Using the information:
(A) In the passage about learning and organizational culture, what carries and can bring with it the legacy of what has been learned before?
(B) In two sentences, what does the passage about learning and organizational culture say?
(C) Carry on the passage about learning and organizational culture from its final sentence.
____ Text segment
Those are the lessons that are important to share. That’s why I love the way that you’re putting this together and making it available because we get so much benefit from the perspectives and the life lessons from other people. We don’t need to start over and discard history. We need to integrate what we have so we can keep on making the progress that we’re capable of.  

We always live with this strange combination of needing to learn the lessons ourselves and learning to stand on the shoulders of others. At some level as individuals, we start as babies and we’re not born CEOs or leaders or anything else, maybe leading their own life as a baby. Each human has to go through this life journey of learning. When we talk about whether it be our families, organizations or institutions, that’s where then the culture of those organizations carries with it and can bring with it the legacy of what has been learned before.  

It’s especially through our organizations that we can both encapsulate the best of what has been learned and bring that with us into the future. The organizational component of everything is something to pay attention to. Even right there, you’ve got to say, “As individuals, we need time to learn everything. We weren’t born with any knowledge of nothing.” We do have to learn our way, especially our social institutions and our organizations. One piece of attention that is good for leaders to consider is their culture and therefore, what is optimal for that culture? What can they allow people’s shoulders to stand on in their organization?
________
____ Supplied data
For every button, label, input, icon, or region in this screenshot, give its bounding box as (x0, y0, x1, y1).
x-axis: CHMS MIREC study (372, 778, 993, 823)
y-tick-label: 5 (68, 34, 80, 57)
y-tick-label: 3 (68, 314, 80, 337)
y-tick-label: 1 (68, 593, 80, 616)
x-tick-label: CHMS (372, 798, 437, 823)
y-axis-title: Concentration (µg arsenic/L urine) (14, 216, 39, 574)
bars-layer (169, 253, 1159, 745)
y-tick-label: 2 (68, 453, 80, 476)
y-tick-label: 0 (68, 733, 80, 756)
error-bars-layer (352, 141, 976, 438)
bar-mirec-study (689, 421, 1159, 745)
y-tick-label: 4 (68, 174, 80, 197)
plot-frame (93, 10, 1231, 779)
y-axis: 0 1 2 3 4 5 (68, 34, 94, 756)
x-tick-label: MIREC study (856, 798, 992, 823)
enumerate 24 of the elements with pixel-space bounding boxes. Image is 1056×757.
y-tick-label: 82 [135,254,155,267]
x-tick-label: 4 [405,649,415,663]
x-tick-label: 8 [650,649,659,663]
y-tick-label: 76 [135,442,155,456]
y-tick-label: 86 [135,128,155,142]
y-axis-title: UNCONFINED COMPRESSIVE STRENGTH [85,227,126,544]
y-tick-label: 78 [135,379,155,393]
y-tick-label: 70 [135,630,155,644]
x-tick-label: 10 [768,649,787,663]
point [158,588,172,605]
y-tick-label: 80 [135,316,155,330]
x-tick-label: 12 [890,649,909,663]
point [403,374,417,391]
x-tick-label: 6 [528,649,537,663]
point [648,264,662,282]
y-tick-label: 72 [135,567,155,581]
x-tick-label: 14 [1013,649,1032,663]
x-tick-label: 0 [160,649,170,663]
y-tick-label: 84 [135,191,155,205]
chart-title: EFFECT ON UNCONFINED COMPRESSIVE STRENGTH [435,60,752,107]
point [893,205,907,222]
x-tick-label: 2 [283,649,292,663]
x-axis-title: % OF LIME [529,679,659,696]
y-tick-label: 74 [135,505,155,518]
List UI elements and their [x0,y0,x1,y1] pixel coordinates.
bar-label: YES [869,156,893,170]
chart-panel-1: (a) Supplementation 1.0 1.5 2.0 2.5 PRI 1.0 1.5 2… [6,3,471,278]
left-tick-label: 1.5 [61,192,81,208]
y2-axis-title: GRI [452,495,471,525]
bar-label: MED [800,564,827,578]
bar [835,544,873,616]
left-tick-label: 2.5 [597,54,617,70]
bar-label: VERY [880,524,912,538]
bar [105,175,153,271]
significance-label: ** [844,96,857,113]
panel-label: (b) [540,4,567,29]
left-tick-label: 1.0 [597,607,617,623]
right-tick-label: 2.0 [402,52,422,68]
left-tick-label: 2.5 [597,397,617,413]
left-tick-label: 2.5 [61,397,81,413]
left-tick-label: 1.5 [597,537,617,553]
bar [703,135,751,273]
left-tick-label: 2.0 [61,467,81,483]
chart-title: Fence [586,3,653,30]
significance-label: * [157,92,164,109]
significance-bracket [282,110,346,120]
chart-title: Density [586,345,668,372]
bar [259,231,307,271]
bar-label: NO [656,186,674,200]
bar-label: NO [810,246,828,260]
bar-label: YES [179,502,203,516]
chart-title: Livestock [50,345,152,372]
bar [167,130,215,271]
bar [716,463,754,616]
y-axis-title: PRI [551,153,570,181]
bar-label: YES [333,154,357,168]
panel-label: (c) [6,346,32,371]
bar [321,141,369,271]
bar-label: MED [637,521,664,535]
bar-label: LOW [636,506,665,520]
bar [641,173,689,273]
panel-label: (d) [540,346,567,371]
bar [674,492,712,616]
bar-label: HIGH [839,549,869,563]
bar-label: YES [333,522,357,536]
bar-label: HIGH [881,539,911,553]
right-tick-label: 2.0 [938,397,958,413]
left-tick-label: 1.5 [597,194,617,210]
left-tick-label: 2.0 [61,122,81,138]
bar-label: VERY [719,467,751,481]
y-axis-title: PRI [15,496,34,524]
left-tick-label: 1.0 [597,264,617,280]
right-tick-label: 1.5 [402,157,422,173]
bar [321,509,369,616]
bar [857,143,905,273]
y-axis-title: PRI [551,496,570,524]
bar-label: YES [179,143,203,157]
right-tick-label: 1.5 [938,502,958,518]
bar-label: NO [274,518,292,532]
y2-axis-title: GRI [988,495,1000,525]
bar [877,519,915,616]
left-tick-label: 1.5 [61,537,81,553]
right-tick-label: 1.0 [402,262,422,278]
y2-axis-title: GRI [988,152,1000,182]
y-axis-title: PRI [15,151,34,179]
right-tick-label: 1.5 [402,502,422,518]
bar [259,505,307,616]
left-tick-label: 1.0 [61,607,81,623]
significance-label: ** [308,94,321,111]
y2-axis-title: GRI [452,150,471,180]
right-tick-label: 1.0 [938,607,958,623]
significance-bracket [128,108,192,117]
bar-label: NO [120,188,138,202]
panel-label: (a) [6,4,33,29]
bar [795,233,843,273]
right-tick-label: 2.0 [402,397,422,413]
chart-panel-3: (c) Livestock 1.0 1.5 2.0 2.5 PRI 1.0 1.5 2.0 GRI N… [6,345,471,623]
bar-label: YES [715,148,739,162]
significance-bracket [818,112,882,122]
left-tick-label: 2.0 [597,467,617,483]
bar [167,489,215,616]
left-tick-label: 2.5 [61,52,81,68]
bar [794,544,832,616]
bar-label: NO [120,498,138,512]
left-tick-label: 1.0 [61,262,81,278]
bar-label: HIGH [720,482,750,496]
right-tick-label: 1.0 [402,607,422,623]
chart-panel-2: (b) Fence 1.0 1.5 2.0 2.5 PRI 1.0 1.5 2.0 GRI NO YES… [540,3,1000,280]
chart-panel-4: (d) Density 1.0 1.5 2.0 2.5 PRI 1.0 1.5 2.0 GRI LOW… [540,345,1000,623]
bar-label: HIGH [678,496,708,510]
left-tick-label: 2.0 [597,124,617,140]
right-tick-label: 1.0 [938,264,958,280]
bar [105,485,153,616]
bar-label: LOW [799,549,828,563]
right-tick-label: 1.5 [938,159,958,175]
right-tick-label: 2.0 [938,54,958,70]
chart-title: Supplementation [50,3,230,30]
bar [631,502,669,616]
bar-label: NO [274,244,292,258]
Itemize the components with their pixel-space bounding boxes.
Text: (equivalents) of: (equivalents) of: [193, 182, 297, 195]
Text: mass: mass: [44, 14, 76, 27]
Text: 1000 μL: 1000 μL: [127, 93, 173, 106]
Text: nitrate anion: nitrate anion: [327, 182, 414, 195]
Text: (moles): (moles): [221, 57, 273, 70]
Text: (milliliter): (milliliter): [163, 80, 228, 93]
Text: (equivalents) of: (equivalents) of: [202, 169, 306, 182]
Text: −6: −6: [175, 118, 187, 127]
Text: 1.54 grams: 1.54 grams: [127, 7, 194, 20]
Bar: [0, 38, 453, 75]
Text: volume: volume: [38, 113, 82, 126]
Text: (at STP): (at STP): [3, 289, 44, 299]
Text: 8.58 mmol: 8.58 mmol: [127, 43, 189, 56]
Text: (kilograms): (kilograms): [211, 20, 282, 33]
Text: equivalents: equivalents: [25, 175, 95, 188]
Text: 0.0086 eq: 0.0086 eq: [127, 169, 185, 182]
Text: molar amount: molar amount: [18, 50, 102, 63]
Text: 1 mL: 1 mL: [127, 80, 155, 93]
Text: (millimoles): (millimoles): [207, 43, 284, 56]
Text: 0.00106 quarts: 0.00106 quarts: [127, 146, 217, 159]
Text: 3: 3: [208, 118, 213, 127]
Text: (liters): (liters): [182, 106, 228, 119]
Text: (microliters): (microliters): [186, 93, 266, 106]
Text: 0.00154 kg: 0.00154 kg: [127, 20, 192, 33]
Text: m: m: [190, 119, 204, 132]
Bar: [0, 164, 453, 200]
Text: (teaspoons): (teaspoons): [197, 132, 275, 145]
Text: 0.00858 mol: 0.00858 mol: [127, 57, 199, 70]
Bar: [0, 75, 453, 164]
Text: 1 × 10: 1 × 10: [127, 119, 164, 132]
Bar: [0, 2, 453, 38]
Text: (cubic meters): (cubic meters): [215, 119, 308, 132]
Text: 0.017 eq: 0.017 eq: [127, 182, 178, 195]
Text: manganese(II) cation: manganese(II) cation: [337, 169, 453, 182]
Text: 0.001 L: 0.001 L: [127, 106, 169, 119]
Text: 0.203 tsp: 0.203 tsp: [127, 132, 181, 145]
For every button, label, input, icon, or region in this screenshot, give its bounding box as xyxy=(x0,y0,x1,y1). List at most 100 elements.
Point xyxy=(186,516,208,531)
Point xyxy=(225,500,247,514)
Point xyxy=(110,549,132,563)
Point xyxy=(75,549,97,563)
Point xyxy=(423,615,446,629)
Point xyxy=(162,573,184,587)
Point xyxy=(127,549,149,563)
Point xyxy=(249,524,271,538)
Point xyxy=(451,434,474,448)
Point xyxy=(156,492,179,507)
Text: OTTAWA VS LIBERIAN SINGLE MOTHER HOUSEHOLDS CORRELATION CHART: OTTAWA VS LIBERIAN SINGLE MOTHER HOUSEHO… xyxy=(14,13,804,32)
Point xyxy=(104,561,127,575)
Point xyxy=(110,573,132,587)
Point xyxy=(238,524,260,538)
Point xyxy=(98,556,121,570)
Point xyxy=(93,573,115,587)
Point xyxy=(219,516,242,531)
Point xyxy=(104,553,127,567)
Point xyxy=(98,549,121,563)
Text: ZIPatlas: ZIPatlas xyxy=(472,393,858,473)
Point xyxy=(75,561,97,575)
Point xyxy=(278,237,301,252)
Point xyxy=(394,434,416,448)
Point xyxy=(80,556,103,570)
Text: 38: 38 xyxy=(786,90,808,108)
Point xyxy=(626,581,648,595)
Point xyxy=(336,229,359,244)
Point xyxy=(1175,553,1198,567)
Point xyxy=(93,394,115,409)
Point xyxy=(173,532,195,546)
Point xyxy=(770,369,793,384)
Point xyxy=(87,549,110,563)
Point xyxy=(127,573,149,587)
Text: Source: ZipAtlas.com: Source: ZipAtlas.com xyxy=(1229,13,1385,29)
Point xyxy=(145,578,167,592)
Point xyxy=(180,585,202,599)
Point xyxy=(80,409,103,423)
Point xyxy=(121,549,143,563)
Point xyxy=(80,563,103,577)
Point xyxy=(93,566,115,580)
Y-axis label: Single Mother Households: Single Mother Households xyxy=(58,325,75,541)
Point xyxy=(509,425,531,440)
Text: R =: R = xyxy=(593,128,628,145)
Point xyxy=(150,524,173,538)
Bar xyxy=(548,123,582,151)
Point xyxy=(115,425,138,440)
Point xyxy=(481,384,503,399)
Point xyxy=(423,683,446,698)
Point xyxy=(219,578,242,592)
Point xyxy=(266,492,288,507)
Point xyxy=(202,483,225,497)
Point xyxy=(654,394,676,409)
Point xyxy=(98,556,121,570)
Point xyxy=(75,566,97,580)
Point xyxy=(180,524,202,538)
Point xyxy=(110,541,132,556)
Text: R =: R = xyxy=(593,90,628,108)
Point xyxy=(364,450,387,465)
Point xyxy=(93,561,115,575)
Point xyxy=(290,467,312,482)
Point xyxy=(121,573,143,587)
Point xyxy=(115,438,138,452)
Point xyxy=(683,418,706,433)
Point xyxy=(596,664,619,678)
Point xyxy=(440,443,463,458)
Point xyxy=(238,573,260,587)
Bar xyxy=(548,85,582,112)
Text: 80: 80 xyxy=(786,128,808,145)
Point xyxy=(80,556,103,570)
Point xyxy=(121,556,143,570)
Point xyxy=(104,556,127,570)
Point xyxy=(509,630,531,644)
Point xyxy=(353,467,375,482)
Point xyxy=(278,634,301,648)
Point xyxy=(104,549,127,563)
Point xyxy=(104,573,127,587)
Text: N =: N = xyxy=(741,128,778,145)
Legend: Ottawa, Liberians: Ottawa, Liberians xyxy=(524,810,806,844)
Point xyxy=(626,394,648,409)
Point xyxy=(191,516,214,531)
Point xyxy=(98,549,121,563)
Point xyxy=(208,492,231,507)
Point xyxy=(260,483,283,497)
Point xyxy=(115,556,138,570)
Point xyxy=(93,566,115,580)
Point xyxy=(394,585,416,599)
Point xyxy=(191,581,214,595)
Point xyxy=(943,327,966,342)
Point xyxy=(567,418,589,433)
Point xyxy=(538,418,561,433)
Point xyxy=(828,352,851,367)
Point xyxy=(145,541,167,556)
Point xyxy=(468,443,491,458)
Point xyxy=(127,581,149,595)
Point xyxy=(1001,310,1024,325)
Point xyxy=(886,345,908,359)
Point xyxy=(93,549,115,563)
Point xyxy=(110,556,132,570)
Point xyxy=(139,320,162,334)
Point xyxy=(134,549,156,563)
________
Answers by item number:
(A) The culture of families, organizations or institutions.

(B) Each person must learn life's lessons personally while also standing on the shoulders of others, and there is no need to start over and discard history. Organizations and their culture can hold the best of what has been learned and carry it into the future, so leaders should consider what their culture offers people to stand on.

(C)
HAP 8 | Social Change
Social Change: The further you go out along that axis of change, the greater the resistance to that change.

 

It’s important. It has to resonate, speak to and support the culture from which it’s coming. What are some other aspects of the transilience that you share?  

The main other pieces are going back in recognizing that there three main dimensions in addition to time, and that is we’re always looking for the difference. Change is always happening but sometimes, we want to make a massive change. Sometimes, we just want to make a little bit of change. Sometimes, we just want to sustain and then sometimes, there’s the deconstruction component to it. Sometimes, that’s needed. It’s not necessarily negative. There’s this continuum of kinds of change. Even sustaining the status quo takes energy.  

It’s a matter of saying, “Where on that continuum of change? If I’m trying to make a big change, I have to realize, the further you go out along that axis of change, the greater the resistance like a rubber band kind of thing, but there will be to that change.” You have to factor those things in. Energy required time and attention, what you expect to get coming back at you because of what you’re trying to do with all the various stakeholders who are at play. The other dimension is more understanding that we were at the individual level, then there’s the small community, whether it be a family or a small group or the school or the local community or the local government or the state government.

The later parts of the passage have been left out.